Element-and-box listings
########################################

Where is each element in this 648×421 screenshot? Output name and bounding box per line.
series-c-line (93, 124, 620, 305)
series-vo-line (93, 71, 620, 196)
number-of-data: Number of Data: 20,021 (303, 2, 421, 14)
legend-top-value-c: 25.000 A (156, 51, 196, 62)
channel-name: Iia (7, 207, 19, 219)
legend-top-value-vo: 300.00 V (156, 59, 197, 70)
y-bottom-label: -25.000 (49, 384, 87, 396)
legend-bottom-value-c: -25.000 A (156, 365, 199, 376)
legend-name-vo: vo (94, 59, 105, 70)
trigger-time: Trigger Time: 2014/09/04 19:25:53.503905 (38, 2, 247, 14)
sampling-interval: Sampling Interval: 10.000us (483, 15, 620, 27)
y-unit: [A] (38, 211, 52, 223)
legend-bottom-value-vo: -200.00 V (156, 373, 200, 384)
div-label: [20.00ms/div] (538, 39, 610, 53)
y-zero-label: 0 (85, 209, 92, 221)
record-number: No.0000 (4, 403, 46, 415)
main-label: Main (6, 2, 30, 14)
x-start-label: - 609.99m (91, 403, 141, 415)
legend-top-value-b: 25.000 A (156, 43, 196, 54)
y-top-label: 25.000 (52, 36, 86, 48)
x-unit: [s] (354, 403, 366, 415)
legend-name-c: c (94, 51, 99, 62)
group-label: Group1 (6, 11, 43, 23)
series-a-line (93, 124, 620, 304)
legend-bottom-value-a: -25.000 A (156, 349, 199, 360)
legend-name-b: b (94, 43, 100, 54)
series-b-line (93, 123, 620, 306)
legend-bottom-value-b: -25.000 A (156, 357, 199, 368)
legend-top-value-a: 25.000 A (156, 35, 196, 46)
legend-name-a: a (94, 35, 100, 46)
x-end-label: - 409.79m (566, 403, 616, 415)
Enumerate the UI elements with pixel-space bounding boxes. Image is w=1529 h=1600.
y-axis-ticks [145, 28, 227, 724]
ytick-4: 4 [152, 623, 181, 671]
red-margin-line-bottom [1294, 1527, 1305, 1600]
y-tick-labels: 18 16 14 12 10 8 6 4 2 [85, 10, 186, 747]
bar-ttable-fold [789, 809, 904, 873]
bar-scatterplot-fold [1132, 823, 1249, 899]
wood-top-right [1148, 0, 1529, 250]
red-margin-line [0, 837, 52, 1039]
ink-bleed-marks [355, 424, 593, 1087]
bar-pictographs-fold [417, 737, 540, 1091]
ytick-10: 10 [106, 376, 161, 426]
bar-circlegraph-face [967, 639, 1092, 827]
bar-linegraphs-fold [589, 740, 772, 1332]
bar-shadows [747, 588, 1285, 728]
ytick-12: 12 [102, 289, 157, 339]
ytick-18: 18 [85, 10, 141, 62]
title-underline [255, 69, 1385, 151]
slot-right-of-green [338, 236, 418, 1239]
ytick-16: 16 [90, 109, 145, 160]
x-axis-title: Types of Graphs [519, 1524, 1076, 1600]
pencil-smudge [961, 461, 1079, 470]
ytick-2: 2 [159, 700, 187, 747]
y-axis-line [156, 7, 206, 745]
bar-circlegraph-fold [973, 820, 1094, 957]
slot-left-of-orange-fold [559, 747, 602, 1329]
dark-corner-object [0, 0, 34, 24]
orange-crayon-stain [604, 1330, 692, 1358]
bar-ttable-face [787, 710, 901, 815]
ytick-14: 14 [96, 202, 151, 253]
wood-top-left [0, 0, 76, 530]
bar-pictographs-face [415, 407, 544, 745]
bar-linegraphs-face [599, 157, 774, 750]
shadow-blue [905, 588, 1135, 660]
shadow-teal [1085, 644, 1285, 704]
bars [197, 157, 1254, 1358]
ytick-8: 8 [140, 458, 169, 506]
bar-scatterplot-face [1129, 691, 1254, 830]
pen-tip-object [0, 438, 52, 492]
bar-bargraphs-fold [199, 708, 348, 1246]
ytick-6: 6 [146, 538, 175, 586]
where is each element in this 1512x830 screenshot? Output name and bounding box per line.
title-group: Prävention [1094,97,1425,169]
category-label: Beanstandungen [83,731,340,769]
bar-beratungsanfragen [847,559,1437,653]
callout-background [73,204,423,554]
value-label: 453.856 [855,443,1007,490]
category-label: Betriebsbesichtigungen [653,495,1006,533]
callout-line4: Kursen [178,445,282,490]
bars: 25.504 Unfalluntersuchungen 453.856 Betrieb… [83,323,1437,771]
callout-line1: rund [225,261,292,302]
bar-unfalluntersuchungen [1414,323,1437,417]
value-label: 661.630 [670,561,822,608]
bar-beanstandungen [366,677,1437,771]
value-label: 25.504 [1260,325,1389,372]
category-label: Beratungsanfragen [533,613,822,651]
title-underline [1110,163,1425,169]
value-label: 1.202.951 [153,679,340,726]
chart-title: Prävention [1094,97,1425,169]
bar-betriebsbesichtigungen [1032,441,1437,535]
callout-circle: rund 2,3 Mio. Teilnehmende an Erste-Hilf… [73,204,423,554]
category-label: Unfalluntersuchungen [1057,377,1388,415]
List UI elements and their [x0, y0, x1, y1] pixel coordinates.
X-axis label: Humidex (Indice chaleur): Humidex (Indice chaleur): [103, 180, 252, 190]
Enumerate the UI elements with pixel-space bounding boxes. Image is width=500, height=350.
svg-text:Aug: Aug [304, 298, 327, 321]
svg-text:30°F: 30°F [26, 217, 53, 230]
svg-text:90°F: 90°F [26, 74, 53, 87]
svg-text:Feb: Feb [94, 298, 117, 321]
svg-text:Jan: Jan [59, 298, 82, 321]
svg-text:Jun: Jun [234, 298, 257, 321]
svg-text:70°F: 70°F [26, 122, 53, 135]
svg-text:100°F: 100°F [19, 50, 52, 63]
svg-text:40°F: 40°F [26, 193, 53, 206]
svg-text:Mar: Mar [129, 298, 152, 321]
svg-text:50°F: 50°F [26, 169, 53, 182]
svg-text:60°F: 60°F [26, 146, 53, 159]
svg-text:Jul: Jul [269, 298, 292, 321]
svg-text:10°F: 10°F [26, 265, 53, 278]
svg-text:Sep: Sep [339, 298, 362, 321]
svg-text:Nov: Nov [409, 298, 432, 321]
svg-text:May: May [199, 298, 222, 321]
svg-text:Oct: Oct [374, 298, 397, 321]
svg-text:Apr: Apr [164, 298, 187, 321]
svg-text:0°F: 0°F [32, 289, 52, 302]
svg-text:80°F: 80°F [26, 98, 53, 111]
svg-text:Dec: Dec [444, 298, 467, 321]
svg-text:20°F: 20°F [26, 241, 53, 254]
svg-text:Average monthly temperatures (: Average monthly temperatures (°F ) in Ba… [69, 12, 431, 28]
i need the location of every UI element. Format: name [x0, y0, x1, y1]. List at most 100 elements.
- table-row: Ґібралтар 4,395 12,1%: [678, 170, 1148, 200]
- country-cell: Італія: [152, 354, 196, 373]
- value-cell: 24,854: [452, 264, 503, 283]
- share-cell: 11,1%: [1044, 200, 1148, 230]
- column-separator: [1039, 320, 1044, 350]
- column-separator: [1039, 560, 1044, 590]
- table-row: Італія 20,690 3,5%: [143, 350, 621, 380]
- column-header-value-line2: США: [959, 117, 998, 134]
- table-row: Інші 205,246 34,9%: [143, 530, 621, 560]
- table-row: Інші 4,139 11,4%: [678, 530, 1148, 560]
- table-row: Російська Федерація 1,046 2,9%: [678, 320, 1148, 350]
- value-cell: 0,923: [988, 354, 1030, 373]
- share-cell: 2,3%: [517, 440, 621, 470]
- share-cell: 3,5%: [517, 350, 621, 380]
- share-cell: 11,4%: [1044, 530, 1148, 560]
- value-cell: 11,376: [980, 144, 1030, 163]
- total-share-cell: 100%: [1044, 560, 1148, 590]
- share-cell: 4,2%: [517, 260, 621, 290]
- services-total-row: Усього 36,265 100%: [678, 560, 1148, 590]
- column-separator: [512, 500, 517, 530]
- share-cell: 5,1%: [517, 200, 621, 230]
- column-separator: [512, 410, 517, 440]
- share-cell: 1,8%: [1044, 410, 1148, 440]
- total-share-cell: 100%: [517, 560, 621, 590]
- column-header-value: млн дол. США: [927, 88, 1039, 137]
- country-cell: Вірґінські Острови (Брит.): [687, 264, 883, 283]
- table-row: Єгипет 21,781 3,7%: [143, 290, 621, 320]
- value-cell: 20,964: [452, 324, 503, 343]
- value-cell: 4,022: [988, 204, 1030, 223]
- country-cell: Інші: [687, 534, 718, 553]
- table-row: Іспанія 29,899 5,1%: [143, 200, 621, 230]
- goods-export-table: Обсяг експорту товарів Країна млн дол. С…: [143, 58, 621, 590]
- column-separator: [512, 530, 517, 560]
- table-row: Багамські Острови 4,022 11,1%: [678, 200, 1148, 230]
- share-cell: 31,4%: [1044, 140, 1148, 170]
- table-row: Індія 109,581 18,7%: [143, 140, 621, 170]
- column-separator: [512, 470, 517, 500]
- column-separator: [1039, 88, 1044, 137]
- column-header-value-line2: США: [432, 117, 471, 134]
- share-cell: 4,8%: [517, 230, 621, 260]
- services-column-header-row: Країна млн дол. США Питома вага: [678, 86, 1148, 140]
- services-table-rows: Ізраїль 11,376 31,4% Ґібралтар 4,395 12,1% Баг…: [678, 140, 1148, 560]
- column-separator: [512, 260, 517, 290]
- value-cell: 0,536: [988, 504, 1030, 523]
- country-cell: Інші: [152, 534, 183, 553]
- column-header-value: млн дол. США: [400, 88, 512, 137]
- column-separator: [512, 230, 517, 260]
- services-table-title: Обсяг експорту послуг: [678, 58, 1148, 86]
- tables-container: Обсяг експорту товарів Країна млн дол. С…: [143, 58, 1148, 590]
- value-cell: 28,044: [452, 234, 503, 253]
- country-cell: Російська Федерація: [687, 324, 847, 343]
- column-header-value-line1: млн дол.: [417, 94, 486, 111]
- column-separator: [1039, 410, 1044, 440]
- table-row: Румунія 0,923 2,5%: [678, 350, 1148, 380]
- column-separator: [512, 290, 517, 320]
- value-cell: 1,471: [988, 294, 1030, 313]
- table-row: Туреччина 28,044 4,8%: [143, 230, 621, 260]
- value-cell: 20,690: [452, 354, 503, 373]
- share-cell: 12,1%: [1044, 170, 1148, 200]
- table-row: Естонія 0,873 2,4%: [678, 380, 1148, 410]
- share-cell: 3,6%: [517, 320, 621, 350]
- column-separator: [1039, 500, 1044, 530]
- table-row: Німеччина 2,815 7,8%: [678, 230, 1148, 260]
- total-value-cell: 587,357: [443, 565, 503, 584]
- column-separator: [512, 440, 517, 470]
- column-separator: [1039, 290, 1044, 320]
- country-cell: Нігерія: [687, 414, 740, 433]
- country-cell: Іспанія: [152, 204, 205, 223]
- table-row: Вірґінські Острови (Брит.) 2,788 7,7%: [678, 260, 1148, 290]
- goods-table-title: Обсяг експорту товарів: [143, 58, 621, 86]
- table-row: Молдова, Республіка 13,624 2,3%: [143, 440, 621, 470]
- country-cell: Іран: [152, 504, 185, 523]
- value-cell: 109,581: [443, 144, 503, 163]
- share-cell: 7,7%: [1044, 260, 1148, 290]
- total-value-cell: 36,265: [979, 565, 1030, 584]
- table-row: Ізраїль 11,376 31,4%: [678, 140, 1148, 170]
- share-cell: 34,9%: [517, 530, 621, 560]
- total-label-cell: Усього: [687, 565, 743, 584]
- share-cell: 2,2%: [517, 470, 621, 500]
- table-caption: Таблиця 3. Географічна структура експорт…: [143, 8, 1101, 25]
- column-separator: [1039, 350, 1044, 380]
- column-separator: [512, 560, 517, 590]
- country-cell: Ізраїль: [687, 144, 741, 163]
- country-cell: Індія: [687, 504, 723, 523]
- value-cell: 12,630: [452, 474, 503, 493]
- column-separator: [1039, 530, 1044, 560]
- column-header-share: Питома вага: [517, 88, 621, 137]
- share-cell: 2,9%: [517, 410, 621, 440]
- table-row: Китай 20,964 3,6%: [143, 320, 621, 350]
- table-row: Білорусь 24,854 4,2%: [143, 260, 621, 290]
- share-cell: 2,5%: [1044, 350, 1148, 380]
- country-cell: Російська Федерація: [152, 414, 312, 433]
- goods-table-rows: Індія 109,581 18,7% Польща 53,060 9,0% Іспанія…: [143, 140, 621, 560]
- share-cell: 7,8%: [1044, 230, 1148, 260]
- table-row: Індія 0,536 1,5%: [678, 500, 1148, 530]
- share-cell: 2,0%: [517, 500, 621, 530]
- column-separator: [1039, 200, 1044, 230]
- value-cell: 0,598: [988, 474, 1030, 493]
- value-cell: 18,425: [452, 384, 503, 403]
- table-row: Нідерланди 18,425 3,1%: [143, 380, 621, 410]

########################################

**WRITTEN REQUEST**
Output the lines of the items from the start up to and including the line that contains "main-label: Main (6, 2, 30, 14)" as a JSON list of strings, one string per line, with blank lines omitted.

**FINISHED EXERCISE**
[
  "Where is each element in this 648×421 screenshot? Output name and bounding box per line.",
  "series-c-line (93, 124, 620, 305)",
  "series-vo-line (93, 71, 620, 196)",
  "number-of-data: Number of Data: 20,021 (303, 2, 421, 14)",
  "legend-top-value-c: 25.000 A (156, 51, 196, 62)",
  "channel-name: Iia (7, 207, 19, 219)",
  "legend-top-value-vo: 300.00 V (156, 59, 197, 70)",
  "y-bottom-label: -25.000 (49, 384, 87, 396)",
  "legend-bottom-value-c: -25.000 A (156, 365, 199, 376)",
  "legend-name-vo: vo (94, 59, 105, 70)",
  "trigger-time: Trigger Time: 2014/09/04 19:25:53.503905 (38, 2, 247, 14)",
  "sampling-interval: Sampling Interval: 10.000us (483, 15, 620, 27)",
  "y-unit: [A] (38, 211, 52, 223)",
  "legend-bottom-value-vo: -200.00 V (156, 373, 200, 384)",
  "div-label: [20.00ms/div] (538, 39, 610, 53)",
  "y-zero-label: 0 (85, 209, 92, 221)",
  "record-number: No.0000 (4, 403, 46, 415)",
  "main-label: Main (6, 2, 30, 14)"
]